*STATED EXERCISE*
Every record must be repeated exactly; omit any pictures they contain.

[Dataset items]

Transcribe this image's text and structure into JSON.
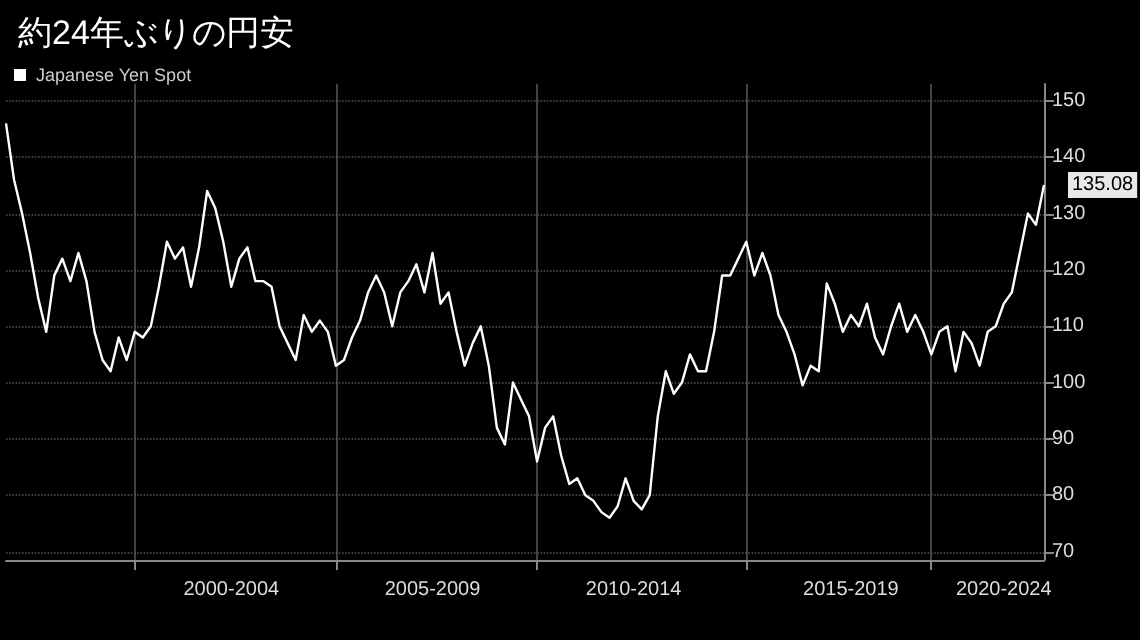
{
  "chart_data": {
    "type": "line",
    "title": "約24年ぶりの円安",
    "categories": [
      null,
      null,
      null,
      null,
      null,
      null,
      null,
      null,
      null,
      null,
      null,
      null,
      null,
      null,
      null,
      null,
      null,
      null,
      null,
      null,
      null,
      null,
      null,
      null,
      null,
      null,
      null,
      null,
      "2000-2004",
      null,
      null,
      null,
      null,
      null,
      null,
      null,
      null,
      null,
      null,
      null,
      null,
      null,
      null,
      null,
      null,
      null,
      null,
      null,
      null,
      null,
      null,
      null,
      null,
      "2005-2009",
      null,
      null,
      null,
      null,
      null,
      null,
      null,
      null,
      null,
      null,
      null,
      null,
      null,
      null,
      null,
      null,
      null,
      null,
      null,
      null,
      null,
      null,
      null,
      null,
      "2010-2014",
      null,
      null,
      null,
      null,
      null,
      null,
      null,
      null,
      null,
      null,
      null,
      null,
      null,
      null,
      null,
      null,
      null,
      null,
      null,
      null,
      null,
      null,
      null,
      null,
      null,
      null,
      "2015-2019",
      null,
      null,
      null,
      null,
      null,
      null,
      null,
      null,
      null,
      null,
      null,
      null,
      null,
      null,
      null,
      null,
      null,
      null,
      "2020-2024",
      null,
      null,
      null,
      null,
      null
    ],
    "series": [
      {
        "name": "Japanese Yen Spot",
        "color": "#ffffff",
        "values": [
          146,
          136,
          130,
          123,
          115,
          109,
          119,
          122,
          118,
          123,
          118,
          109,
          104,
          102,
          108,
          104,
          109,
          108,
          110,
          117,
          125,
          122,
          124,
          117,
          124,
          134,
          131,
          125,
          117,
          122,
          124,
          118,
          118,
          117,
          110,
          107,
          104,
          112,
          109,
          111,
          109,
          103,
          104,
          108,
          111,
          116,
          119,
          116,
          110,
          116,
          118,
          121,
          116,
          123,
          114,
          116,
          109,
          103,
          107,
          110,
          103,
          92,
          89,
          100,
          97,
          94,
          86,
          92,
          94,
          87,
          82,
          83,
          80,
          79,
          77,
          76,
          78,
          83,
          79,
          77.5,
          80,
          94,
          102,
          98,
          100,
          105,
          102,
          102,
          109,
          119,
          119,
          122,
          125,
          119,
          123,
          119,
          112,
          109,
          105,
          99.5,
          103,
          102,
          117.6,
          114,
          109,
          112,
          110,
          114,
          108,
          105,
          110,
          114,
          109,
          112,
          109,
          105,
          109,
          110,
          102,
          109,
          107,
          103,
          109,
          110,
          114,
          116,
          123,
          130,
          128,
          135.08
        ],
        "value_labels": [
          null,
          null,
          null,
          null,
          null,
          null,
          null,
          null,
          null,
          null,
          null,
          null,
          null,
          null,
          null,
          null,
          null,
          null,
          null,
          null,
          null,
          null,
          null,
          null,
          null,
          null,
          null,
          null,
          null,
          null,
          null,
          null,
          null,
          null,
          null,
          null,
          null,
          null,
          null,
          null,
          null,
          null,
          null,
          null,
          null,
          null,
          null,
          null,
          null,
          null,
          null,
          null,
          null,
          null,
          null,
          null,
          null,
          null,
          null,
          null,
          null,
          null,
          null,
          null,
          null,
          null,
          null,
          null,
          null,
          null,
          null,
          null,
          null,
          null,
          null,
          null,
          null,
          null,
          null,
          null,
          null,
          null,
          null,
          null,
          null,
          null,
          null,
          null,
          null,
          null,
          null,
          null,
          null,
          null,
          null,
          null,
          null,
          null,
          null,
          null,
          null,
          null,
          null,
          null,
          null,
          null,
          null,
          null,
          null,
          null,
          null,
          null,
          null,
          null,
          null,
          null,
          null,
          null,
          null,
          null,
          null,
          null,
          null,
          null,
          null,
          null,
          null,
          null,
          null,
          "135.08"
        ]
      }
    ],
    "ylim": [
      68.5,
      153
    ],
    "yticks": [
      70,
      80,
      90,
      100,
      110,
      120,
      130,
      140,
      150
    ],
    "grid": true,
    "legend": "top left",
    "marker": "none",
    "line_style": "solid"
  }
}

*FULL OUTPUT*
Transcribe this image's text and structure into JSON.
{
  "chart_data": {
    "type": "line",
    "title": "約24年ぶりの円安",
    "categories": [
      null,
      null,
      null,
      null,
      null,
      null,
      null,
      null,
      null,
      null,
      null,
      null,
      null,
      null,
      null,
      null,
      null,
      null,
      null,
      null,
      null,
      null,
      null,
      null,
      null,
      null,
      null,
      null,
      "2000-2004",
      null,
      null,
      null,
      null,
      null,
      null,
      null,
      null,
      null,
      null,
      null,
      null,
      null,
      null,
      null,
      null,
      null,
      null,
      null,
      null,
      null,
      null,
      null,
      null,
      "2005-2009",
      null,
      null,
      null,
      null,
      null,
      null,
      null,
      null,
      null,
      null,
      null,
      null,
      null,
      null,
      null,
      null,
      null,
      null,
      null,
      null,
      null,
      null,
      null,
      null,
      "2010-2014",
      null,
      null,
      null,
      null,
      null,
      null,
      null,
      null,
      null,
      null,
      null,
      null,
      null,
      null,
      null,
      null,
      null,
      null,
      null,
      null,
      null,
      null,
      null,
      null,
      null,
      null,
      "2015-2019",
      null,
      null,
      null,
      null,
      null,
      null,
      null,
      null,
      null,
      null,
      null,
      null,
      null,
      null,
      null,
      null,
      null,
      null,
      "2020-2024",
      null,
      null,
      null,
      null,
      null
    ],
    "series": [
      {
        "name": "Japanese Yen Spot",
        "color": "#ffffff",
        "values": [
          146,
          136,
          130,
          123,
          115,
          109,
          119,
          122,
          118,
          123,
          118,
          109,
          104,
          102,
          108,
          104,
          109,
          108,
          110,
          117,
          125,
          122,
          124,
          117,
          124,
          134,
          131,
          125,
          117,
          122,
          124,
          118,
          118,
          117,
          110,
          107,
          104,
          112,
          109,
          111,
          109,
          103,
          104,
          108,
          111,
          116,
          119,
          116,
          110,
          116,
          118,
          121,
          116,
          123,
          114,
          116,
          109,
          103,
          107,
          110,
          103,
          92,
          89,
          100,
          97,
          94,
          86,
          92,
          94,
          87,
          82,
          83,
          80,
          79,
          77,
          76,
          78,
          83,
          79,
          77.5,
          80,
          94,
          102,
          98,
          100,
          105,
          102,
          102,
          109,
          119,
          119,
          122,
          125,
          119,
          123,
          119,
          112,
          109,
          105,
          99.5,
          103,
          102,
          117.6,
          114,
          109,
          112,
          110,
          114,
          108,
          105,
          110,
          114,
          109,
          112,
          109,
          105,
          109,
          110,
          102,
          109,
          107,
          103,
          109,
          110,
          114,
          116,
          123,
          130,
          128,
          135.08
        ],
        "value_labels": [
          null,
          null,
          null,
          null,
          null,
          null,
          null,
          null,
          null,
          null,
          null,
          null,
          null,
          null,
          null,
          null,
          null,
          null,
          null,
          null,
          null,
          null,
          null,
          null,
          null,
          null,
          null,
          null,
          null,
          null,
          null,
          null,
          null,
          null,
          null,
          null,
          null,
          null,
          null,
          null,
          null,
          null,
          null,
          null,
          null,
          null,
          null,
          null,
          null,
          null,
          null,
          null,
          null,
          null,
          null,
          null,
          null,
          null,
          null,
          null,
          null,
          null,
          null,
          null,
          null,
          null,
          null,
          null,
          null,
          null,
          null,
          null,
          null,
          null,
          null,
          null,
          null,
          null,
          null,
          null,
          null,
          null,
          null,
          null,
          null,
          null,
          null,
          null,
          null,
          null,
          null,
          null,
          null,
          null,
          null,
          null,
          null,
          null,
          null,
          null,
          null,
          null,
          null,
          null,
          null,
          null,
          null,
          null,
          null,
          null,
          null,
          null,
          null,
          null,
          null,
          null,
          null,
          null,
          null,
          null,
          null,
          null,
          null,
          null,
          null,
          null,
          null,
          null,
          null,
          "135.08"
        ]
      }
    ],
    "ylim": [
      68.5,
      153
    ],
    "yticks": [
      70,
      80,
      90,
      100,
      110,
      120,
      130,
      140,
      150
    ],
    "grid": true,
    "legend": "top left",
    "marker": "none",
    "line_style": "solid"
  }
}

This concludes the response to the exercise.